Could you update the listing below by changing every "significance-letter" to "stat-letter" and keeping everything else the same? Leave the pictures out of your version.

Labeled region entries
* Start *

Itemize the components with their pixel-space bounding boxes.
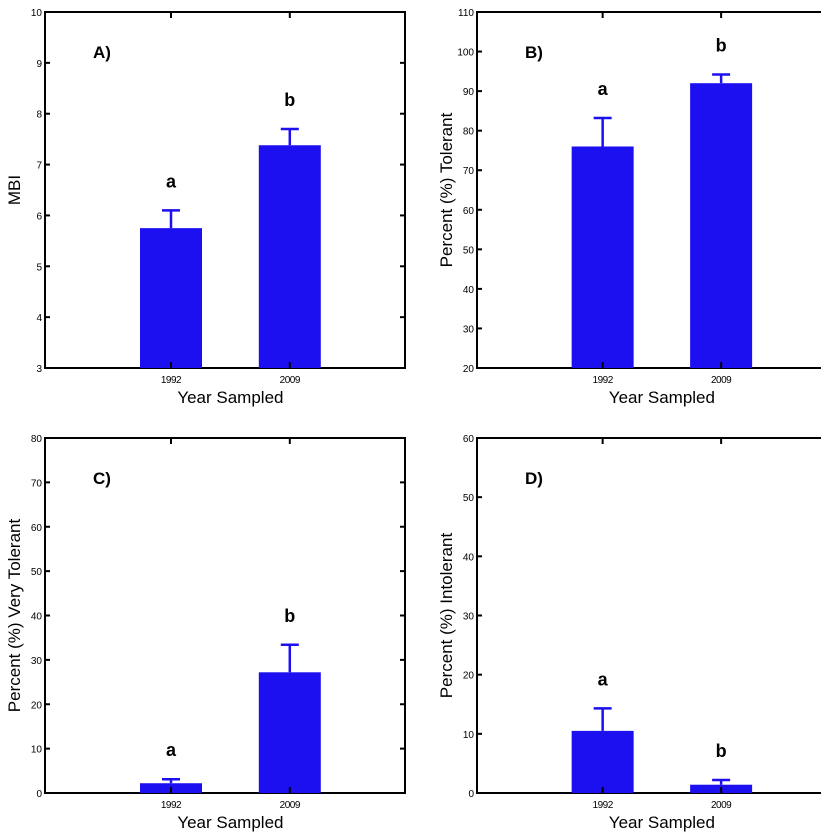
x-tick-label: 2009 [280,375,301,386]
y-tick-label: 6 [36,211,42,222]
bar-2009 [258,672,321,793]
y-tick-label: 30 [463,324,475,335]
plot-frame [476,437,821,794]
y-tick-label: 20 [463,671,475,682]
y-tick-label: 5 [36,262,42,273]
y-tick-label: 80 [463,127,475,138]
x-tick-label: 1992 [593,375,614,386]
panel-b: 20 30 40 50 60 70 80 90 100 110 1992 a 2009 b B) Year S… [437,8,821,407]
y-tick-label: 7 [36,161,42,172]
x-axis-title: Year Sampled [177,388,283,407]
significance-letter: a [598,79,609,99]
y-tick-label: 30 [463,612,475,623]
y-tick-label: 50 [31,567,43,578]
plot-frame [44,11,406,369]
bar-1992 [140,228,202,368]
significance-letter: b [716,741,727,761]
y-tick-label: 8 [36,110,42,121]
panel-c: 0 10 20 30 40 50 60 70 80 1992 a 2009 b C) Year Sample… [5,434,406,832]
y-tick-label: 30 [31,656,43,667]
y-tick-label: 60 [31,523,43,534]
significance-letter: b [284,606,295,626]
significance-letter: b [716,35,727,55]
x-tick-label: 1992 [593,800,614,811]
y-tick-label: 110 [458,8,474,19]
panel-label: B) [525,43,543,62]
significance-letter: a [166,171,177,191]
panel-d: 0 10 20 30 40 50 60 1992 a 2009 b D) Year Sampled Per… [437,434,821,832]
y-tick-label: 20 [463,364,475,375]
panel-label: A) [93,43,111,62]
y-tick-label: 60 [463,206,475,217]
y-tick-label: 40 [463,285,475,296]
y-tick-label: 40 [31,612,43,623]
y-tick-label: 50 [463,493,475,504]
y-tick-label: 10 [31,8,43,19]
y-tick-label: 20 [31,700,43,711]
panel-label: D) [525,469,543,488]
y-axis-title: Percent (%) Very Tolerant [5,519,24,713]
y-tick-label: 70 [463,166,475,177]
y-tick-label: 40 [463,552,475,563]
y-tick-label: 0 [36,789,42,800]
x-tick-label: 2009 [711,800,732,811]
plot-frame [44,437,406,794]
y-tick-label: 80 [31,434,43,445]
significance-letter: a [166,740,177,760]
bar-2009 [258,145,321,368]
x-axis-title: Year Sampled [609,813,715,832]
y-tick-label: 100 [457,48,474,59]
panel-label: C) [93,469,111,488]
panel-a: 3 4 5 6 7 8 9 10 1992 a 2009 b A) Year Sampled MBI [5,8,406,407]
y-tick-label: 60 [463,434,475,445]
y-tick-label: 70 [31,478,43,489]
y-tick-label: 90 [463,87,475,98]
y-tick-label: 10 [463,730,475,741]
y-axis-title: Percent (%) Tolerant [437,112,456,267]
bar-1992 [571,730,634,793]
x-tick-label: 1992 [161,800,182,811]
x-tick-label: 2009 [280,800,301,811]
significance-letter: a [598,669,609,689]
y-tick-label: 3 [36,364,42,375]
bar-2009 [690,83,753,368]
plot-frame [476,11,821,369]
significance-letter: b [284,90,295,110]
bar-1992 [571,146,634,368]
y-tick-label: 9 [36,59,42,70]
x-axis-title: Year Sampled [609,388,715,407]
y-axis-title: MBI [5,175,24,205]
y-axis-title: Percent (%) Intolerant [437,533,456,699]
x-tick-label: 1992 [161,375,182,386]
x-tick-label: 2009 [711,375,732,386]
y-tick-label: 4 [36,313,42,324]
y-tick-label: 50 [463,245,475,256]
x-axis-title: Year Sampled [177,813,283,832]
y-tick-label: 10 [31,745,43,756]
y-tick-label: 0 [468,789,474,800]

* End *

→ **TASK OUTPUT**:
Itemize the components with their pixel-space bounding boxes.
x-tick-label: 2009 [280,375,301,386]
y-tick-label: 6 [36,211,42,222]
bar-2009 [258,672,321,793]
y-tick-label: 30 [463,324,475,335]
plot-frame [476,437,821,794]
y-tick-label: 20 [463,671,475,682]
y-tick-label: 5 [36,262,42,273]
y-tick-label: 80 [463,127,475,138]
x-tick-label: 1992 [593,375,614,386]
panel-b: 20 30 40 50 60 70 80 90 100 110 1992 a 2009 b B) Year S… [437,8,821,407]
y-tick-label: 7 [36,161,42,172]
x-axis-title: Year Sampled [177,388,283,407]
stat-letter: a [598,79,609,99]
y-tick-label: 30 [463,612,475,623]
y-tick-label: 50 [31,567,43,578]
plot-frame [44,11,406,369]
bar-1992 [140,228,202,368]
stat-letter: b [716,741,727,761]
y-tick-label: 8 [36,110,42,121]
panel-c: 0 10 20 30 40 50 60 70 80 1992 a 2009 b C) Year Sample… [5,434,406,832]
y-tick-label: 30 [31,656,43,667]
y-tick-label: 60 [31,523,43,534]
stat-letter: b [284,606,295,626]
stat-letter: b [716,35,727,55]
x-tick-label: 1992 [593,800,614,811]
y-tick-label: 110 [458,8,474,19]
panel-label: B) [525,43,543,62]
stat-letter: a [166,171,177,191]
panel-d: 0 10 20 30 40 50 60 1992 a 2009 b D) Year Sampled Per… [437,434,821,832]
y-tick-label: 20 [463,364,475,375]
panel-label: A) [93,43,111,62]
y-tick-label: 60 [463,206,475,217]
y-tick-label: 40 [463,285,475,296]
y-tick-label: 40 [31,612,43,623]
y-tick-label: 50 [463,493,475,504]
y-tick-label: 10 [31,8,43,19]
y-tick-label: 20 [31,700,43,711]
panel-label: D) [525,469,543,488]
y-axis-title: Percent (%) Very Tolerant [5,519,24,713]
y-tick-label: 70 [463,166,475,177]
y-tick-label: 40 [463,552,475,563]
y-tick-label: 0 [36,789,42,800]
x-tick-label: 2009 [711,800,732,811]
plot-frame [44,437,406,794]
y-tick-label: 80 [31,434,43,445]
stat-letter: a [166,740,177,760]
bar-2009 [258,145,321,368]
x-axis-title: Year Sampled [609,813,715,832]
y-tick-label: 100 [457,48,474,59]
panel-label: C) [93,469,111,488]
panel-a: 3 4 5 6 7 8 9 10 1992 a 2009 b A) Year Sampled MBI [5,8,406,407]
y-tick-label: 60 [463,434,475,445]
y-tick-label: 70 [31,478,43,489]
y-tick-label: 90 [463,87,475,98]
y-tick-label: 10 [463,730,475,741]
y-axis-title: Percent (%) Tolerant [437,112,456,267]
bar-1992 [571,730,634,793]
x-tick-label: 1992 [161,800,182,811]
x-tick-label: 2009 [280,800,301,811]
stat-letter: a [598,669,609,689]
y-tick-label: 3 [36,364,42,375]
bar-2009 [690,83,753,368]
plot-frame [476,11,821,369]
stat-letter: b [284,90,295,110]
bar-1992 [571,146,634,368]
y-tick-label: 9 [36,59,42,70]
x-axis-title: Year Sampled [609,388,715,407]
y-axis-title: MBI [5,175,24,205]
y-axis-title: Percent (%) Intolerant [437,533,456,699]
x-tick-label: 1992 [161,375,182,386]
x-tick-label: 2009 [711,375,732,386]
y-tick-label: 4 [36,313,42,324]
y-tick-label: 50 [463,245,475,256]
x-axis-title: Year Sampled [177,813,283,832]
y-tick-label: 10 [31,745,43,756]
y-tick-label: 0 [468,789,474,800]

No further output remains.